[YOUR TASK] Search the material for the string "Volume", then report how many lines hold it, with no other text.

[Data excerpts]
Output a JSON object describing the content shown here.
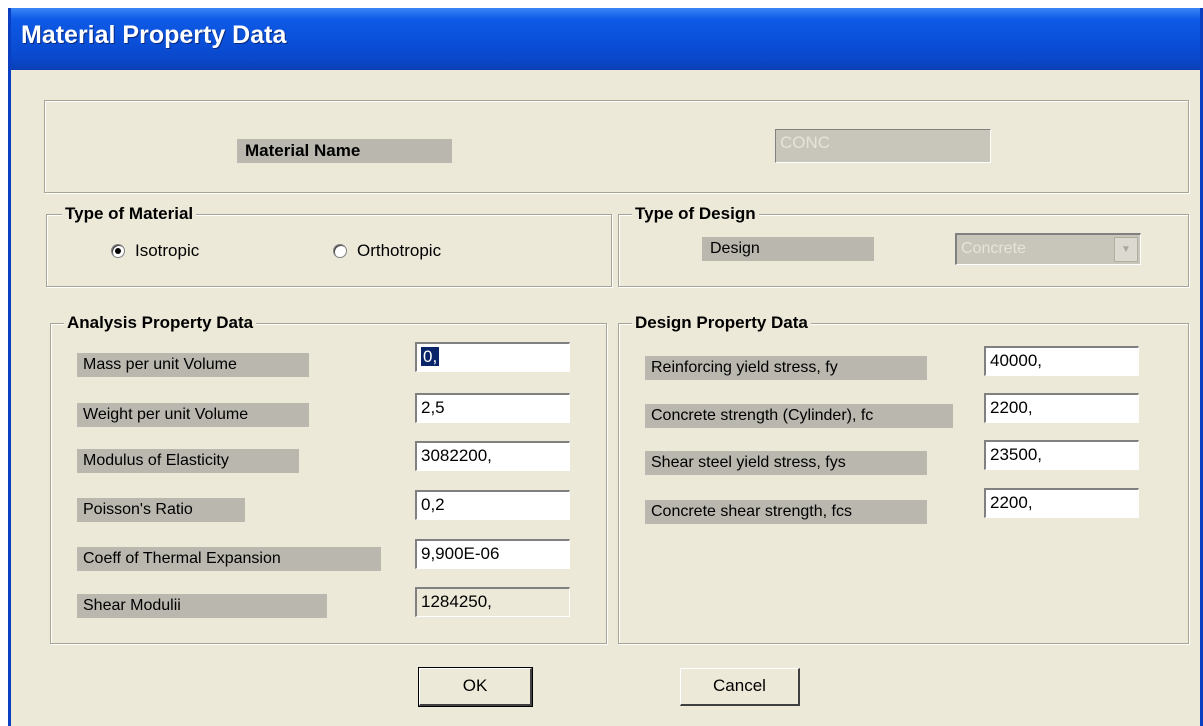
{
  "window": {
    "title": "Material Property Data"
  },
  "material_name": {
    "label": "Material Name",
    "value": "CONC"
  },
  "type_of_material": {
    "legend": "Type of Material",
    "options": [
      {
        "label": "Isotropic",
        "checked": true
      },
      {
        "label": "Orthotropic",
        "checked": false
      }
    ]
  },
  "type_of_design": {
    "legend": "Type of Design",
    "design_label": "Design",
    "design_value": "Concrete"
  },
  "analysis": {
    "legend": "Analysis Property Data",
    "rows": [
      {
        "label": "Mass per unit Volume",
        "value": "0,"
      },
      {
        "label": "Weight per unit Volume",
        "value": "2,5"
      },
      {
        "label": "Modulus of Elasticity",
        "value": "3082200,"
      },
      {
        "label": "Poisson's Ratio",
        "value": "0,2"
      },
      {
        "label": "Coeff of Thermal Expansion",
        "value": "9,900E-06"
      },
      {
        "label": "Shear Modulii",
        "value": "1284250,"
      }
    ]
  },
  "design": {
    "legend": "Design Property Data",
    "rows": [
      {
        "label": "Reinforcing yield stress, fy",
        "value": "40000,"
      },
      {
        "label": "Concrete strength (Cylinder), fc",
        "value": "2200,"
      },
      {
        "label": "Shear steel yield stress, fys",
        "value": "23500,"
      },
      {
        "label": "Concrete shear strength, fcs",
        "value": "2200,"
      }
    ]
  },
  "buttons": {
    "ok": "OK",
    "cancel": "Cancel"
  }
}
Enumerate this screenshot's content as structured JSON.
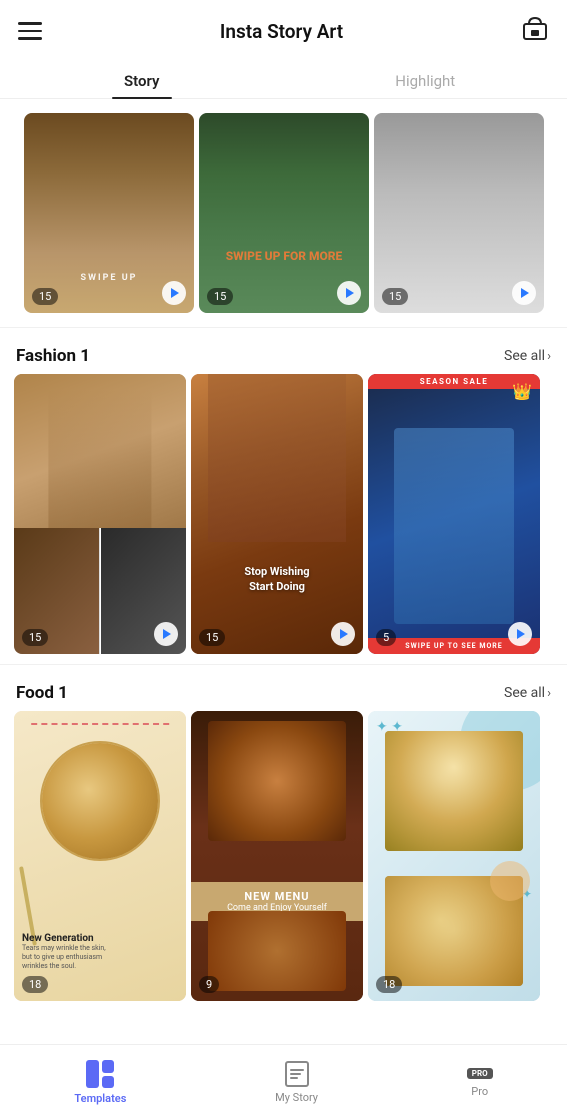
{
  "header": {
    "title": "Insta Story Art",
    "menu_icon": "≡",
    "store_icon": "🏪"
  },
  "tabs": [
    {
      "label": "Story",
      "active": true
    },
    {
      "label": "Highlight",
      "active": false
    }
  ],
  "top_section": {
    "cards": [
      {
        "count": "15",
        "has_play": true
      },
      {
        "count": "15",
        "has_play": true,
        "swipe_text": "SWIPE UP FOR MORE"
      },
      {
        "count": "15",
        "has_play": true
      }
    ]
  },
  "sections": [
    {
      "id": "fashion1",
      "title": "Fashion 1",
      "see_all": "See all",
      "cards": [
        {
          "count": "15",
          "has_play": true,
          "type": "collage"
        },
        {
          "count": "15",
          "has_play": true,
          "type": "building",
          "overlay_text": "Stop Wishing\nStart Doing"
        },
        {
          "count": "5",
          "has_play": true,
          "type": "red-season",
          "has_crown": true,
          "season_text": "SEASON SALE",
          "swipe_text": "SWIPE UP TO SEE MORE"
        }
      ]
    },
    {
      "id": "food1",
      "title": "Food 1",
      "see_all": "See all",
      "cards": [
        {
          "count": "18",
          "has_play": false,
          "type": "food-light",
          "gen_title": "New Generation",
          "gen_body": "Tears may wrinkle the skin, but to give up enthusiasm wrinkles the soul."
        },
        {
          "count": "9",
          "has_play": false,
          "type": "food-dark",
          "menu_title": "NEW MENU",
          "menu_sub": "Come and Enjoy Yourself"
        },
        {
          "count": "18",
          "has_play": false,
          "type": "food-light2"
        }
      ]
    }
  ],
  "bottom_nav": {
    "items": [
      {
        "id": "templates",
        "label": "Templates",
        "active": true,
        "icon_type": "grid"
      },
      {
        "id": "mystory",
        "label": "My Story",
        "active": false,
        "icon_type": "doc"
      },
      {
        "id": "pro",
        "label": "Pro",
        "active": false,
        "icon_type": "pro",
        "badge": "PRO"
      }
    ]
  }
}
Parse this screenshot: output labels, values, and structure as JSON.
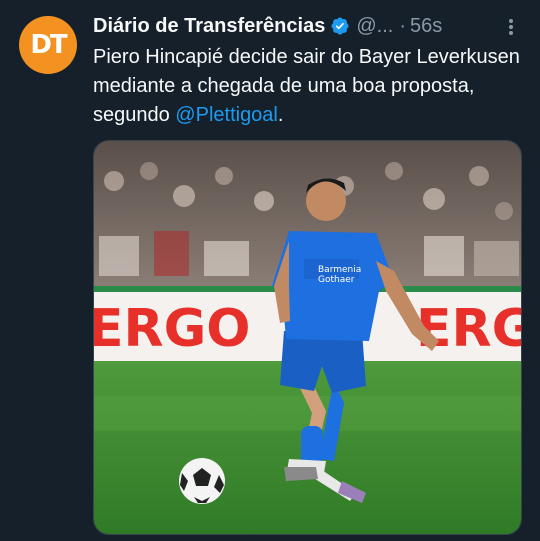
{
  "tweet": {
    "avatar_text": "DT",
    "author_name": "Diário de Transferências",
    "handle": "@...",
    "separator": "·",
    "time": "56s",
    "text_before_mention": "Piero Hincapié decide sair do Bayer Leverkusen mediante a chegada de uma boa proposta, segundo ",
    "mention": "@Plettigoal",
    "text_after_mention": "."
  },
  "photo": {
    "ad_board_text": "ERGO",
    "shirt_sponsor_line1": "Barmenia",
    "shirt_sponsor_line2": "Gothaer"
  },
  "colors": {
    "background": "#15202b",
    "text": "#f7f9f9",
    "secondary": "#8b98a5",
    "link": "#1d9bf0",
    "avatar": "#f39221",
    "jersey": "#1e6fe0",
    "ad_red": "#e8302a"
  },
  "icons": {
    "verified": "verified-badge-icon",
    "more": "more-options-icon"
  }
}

---

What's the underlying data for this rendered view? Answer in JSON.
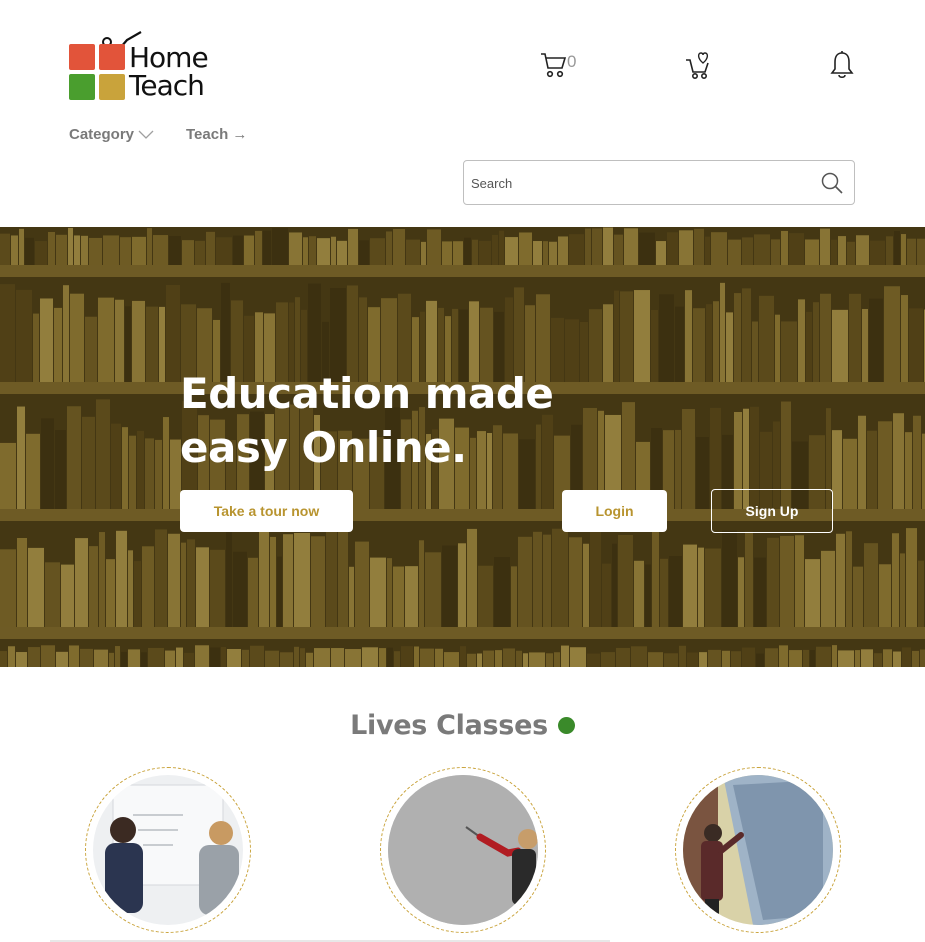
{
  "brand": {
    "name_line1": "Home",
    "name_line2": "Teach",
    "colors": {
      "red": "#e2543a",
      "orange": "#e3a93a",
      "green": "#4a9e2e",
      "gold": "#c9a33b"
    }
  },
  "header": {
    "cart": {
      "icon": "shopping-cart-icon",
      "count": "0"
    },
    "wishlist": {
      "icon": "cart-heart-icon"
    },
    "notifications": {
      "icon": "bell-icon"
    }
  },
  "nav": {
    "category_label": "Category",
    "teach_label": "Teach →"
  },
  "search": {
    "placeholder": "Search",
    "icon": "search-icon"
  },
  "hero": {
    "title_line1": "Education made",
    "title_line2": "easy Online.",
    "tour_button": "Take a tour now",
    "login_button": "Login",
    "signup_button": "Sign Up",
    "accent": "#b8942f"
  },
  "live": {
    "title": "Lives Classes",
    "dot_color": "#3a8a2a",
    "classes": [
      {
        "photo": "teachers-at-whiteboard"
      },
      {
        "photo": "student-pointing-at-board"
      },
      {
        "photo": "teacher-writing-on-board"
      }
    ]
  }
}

[SOLUTION FOR THIS PROBLEM] 2